• **What is being asked**: Filter the records below down to lines containing "frac".

-- start of Stored records --

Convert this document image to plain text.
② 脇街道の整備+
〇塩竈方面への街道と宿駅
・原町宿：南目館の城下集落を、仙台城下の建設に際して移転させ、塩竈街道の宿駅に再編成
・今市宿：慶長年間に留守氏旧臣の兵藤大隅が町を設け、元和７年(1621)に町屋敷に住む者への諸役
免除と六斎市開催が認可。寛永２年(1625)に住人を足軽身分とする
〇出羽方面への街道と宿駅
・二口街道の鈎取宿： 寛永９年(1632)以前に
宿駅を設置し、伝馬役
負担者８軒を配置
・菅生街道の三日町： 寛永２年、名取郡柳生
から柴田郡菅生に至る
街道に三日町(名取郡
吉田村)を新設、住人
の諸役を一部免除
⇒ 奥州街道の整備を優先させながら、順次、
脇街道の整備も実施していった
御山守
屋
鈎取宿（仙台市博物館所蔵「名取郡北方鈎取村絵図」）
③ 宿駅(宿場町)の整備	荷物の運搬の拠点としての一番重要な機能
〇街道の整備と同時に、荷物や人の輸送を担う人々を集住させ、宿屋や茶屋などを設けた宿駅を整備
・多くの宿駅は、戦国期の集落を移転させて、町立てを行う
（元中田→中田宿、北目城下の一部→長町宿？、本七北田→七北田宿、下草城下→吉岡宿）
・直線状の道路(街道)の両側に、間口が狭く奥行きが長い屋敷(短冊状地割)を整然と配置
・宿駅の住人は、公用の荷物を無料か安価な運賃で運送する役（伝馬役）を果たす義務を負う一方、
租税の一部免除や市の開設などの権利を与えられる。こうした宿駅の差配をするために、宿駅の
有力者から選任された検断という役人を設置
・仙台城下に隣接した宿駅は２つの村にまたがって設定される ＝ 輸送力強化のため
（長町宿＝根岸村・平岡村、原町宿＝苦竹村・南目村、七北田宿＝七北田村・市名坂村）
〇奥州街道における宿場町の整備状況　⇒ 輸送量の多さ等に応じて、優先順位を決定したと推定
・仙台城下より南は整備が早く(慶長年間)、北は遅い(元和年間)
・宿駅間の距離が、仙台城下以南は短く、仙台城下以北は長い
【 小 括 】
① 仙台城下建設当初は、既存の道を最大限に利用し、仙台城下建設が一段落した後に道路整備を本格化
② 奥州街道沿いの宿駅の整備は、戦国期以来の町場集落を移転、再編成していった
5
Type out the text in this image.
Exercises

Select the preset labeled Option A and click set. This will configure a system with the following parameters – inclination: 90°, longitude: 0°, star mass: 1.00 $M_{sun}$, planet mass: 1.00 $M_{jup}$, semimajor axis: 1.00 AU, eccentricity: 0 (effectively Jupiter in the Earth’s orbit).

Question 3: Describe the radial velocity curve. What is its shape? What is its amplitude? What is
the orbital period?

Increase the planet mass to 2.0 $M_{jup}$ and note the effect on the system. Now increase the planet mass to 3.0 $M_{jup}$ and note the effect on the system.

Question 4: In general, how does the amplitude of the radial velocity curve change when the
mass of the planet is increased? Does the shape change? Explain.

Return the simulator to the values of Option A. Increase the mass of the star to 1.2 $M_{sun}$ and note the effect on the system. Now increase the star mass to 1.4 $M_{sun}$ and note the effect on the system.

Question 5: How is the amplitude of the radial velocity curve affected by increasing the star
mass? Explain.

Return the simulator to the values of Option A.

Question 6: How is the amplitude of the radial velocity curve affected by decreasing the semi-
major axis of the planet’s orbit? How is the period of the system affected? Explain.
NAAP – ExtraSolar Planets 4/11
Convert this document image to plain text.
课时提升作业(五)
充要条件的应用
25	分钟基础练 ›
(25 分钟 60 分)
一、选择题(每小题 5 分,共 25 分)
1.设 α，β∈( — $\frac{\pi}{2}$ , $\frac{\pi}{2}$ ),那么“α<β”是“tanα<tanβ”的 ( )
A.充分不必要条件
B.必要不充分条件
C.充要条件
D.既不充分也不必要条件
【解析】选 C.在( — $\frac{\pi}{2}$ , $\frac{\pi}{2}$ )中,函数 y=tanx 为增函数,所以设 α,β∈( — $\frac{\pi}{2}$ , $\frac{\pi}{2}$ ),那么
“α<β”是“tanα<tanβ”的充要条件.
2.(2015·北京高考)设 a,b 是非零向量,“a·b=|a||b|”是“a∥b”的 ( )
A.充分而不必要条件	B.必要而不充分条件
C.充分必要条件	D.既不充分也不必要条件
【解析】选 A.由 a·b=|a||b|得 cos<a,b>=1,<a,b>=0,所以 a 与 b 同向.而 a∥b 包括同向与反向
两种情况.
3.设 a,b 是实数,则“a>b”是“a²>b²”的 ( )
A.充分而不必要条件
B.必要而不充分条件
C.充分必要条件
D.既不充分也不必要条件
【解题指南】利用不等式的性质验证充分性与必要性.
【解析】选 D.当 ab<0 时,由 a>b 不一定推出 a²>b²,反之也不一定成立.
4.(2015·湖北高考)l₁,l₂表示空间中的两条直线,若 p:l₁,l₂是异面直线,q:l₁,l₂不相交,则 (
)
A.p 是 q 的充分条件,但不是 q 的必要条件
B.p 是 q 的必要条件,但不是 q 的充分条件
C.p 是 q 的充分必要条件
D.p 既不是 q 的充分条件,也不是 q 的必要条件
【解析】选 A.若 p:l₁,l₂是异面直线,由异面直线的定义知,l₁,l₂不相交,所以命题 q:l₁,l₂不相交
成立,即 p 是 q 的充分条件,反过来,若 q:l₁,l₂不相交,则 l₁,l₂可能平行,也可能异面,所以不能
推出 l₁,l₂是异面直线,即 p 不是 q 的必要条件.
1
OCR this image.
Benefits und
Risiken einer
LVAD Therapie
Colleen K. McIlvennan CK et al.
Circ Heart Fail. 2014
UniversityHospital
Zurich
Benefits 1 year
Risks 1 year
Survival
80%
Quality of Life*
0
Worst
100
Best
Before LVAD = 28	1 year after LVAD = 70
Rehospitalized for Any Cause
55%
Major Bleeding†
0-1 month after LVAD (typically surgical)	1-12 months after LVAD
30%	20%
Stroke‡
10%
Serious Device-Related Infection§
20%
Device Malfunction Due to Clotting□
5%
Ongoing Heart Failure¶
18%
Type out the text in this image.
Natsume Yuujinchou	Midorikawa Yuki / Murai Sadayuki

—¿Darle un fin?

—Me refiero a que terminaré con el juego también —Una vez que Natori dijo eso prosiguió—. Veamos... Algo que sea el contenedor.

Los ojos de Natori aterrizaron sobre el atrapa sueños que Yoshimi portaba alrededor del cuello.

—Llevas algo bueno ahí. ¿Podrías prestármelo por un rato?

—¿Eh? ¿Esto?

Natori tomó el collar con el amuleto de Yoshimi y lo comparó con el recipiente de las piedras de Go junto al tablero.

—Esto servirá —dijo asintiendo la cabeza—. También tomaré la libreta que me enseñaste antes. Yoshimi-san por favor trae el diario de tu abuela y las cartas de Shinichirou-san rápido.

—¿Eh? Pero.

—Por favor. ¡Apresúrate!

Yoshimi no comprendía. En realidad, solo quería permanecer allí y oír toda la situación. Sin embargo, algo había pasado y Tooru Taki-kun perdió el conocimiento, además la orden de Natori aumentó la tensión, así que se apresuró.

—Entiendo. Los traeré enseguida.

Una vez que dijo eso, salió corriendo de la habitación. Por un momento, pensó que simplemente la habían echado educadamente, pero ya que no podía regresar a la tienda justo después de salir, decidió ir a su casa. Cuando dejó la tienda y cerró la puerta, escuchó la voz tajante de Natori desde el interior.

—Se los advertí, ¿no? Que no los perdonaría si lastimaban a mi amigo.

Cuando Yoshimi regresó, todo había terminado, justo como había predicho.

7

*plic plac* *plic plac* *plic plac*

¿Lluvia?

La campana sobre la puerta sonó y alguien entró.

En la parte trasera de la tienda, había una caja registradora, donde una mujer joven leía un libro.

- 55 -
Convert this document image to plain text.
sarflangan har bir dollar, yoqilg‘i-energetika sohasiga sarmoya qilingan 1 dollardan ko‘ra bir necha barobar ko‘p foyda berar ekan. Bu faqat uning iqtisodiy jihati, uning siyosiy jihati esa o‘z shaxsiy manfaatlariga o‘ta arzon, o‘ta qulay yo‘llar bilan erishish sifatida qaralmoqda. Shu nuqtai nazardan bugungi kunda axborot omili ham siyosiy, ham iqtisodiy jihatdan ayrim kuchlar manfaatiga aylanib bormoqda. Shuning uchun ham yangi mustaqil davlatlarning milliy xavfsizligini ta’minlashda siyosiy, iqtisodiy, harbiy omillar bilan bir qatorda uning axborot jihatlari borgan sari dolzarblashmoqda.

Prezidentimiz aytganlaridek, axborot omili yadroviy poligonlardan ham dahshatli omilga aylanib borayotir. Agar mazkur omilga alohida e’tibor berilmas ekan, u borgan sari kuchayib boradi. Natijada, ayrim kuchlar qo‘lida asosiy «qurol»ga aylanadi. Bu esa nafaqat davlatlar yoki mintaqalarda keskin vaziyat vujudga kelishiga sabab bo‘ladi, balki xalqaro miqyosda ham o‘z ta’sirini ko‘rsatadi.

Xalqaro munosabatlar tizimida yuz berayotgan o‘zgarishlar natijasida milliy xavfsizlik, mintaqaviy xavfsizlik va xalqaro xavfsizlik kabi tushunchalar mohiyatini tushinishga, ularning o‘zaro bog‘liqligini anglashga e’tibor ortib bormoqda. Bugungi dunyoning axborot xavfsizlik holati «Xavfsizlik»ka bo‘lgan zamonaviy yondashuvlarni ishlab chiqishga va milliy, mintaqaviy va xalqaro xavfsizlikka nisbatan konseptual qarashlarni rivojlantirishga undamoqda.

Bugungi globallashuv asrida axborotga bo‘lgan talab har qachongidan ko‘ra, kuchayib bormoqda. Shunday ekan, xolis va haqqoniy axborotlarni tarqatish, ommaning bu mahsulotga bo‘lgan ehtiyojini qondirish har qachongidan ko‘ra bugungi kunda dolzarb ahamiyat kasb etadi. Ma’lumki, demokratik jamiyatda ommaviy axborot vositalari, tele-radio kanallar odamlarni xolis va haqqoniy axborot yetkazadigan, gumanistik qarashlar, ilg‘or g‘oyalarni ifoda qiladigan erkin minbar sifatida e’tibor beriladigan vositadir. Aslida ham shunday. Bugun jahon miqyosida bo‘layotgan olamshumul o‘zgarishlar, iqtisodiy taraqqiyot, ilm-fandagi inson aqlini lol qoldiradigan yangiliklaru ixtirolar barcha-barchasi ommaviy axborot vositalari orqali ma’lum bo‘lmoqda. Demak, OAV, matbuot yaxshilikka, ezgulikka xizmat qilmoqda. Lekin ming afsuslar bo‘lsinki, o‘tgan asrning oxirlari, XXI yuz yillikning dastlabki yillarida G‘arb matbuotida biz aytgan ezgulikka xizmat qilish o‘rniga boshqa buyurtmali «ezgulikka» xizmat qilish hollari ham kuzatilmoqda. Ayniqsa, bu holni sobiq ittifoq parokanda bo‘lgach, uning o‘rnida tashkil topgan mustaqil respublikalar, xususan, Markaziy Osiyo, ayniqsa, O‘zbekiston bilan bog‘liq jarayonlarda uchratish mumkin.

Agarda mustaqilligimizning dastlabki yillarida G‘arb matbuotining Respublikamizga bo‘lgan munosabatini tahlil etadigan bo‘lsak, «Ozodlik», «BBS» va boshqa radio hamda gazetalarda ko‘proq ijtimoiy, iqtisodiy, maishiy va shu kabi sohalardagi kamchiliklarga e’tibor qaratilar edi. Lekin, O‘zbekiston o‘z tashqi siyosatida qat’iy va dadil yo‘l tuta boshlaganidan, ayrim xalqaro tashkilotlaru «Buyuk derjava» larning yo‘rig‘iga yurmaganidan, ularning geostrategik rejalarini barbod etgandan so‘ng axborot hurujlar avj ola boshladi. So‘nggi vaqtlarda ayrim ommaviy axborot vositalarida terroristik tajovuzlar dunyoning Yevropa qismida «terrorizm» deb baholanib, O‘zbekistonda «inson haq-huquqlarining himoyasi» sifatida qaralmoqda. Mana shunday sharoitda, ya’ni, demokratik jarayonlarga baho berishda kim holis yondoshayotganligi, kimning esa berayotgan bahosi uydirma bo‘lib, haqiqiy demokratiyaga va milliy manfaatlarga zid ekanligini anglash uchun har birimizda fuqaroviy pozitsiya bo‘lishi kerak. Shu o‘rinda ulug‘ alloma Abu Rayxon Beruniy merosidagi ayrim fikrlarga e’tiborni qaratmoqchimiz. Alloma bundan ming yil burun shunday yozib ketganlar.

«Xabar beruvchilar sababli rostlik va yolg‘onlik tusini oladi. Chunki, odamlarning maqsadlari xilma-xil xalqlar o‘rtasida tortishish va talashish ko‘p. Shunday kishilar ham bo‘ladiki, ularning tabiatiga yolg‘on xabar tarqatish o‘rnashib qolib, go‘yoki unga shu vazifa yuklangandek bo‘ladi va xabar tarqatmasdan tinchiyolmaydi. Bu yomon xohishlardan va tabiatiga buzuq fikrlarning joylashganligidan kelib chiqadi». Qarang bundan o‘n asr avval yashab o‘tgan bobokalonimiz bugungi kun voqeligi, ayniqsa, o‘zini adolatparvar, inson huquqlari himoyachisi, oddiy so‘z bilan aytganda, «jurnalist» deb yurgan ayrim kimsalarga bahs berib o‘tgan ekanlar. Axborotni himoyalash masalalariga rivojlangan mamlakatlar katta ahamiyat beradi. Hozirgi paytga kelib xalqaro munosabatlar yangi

-- end of Stored records --

• **Output for this exercise**:
1.设 α，β∈( — $\frac{\pi}{2}$ , $\frac{\pi}{2}$ ),那么“α<β”是“tanα<tanβ”的 ( )
【解析】选 C.在( — $\frac{\pi}{2}$ , $\frac{\pi}{2}$ )中,函数 y=tanx 为增函数,所以设 α,β∈( — $\frac{\pi}{2}$ , $\frac{\pi}{2}$ ),那么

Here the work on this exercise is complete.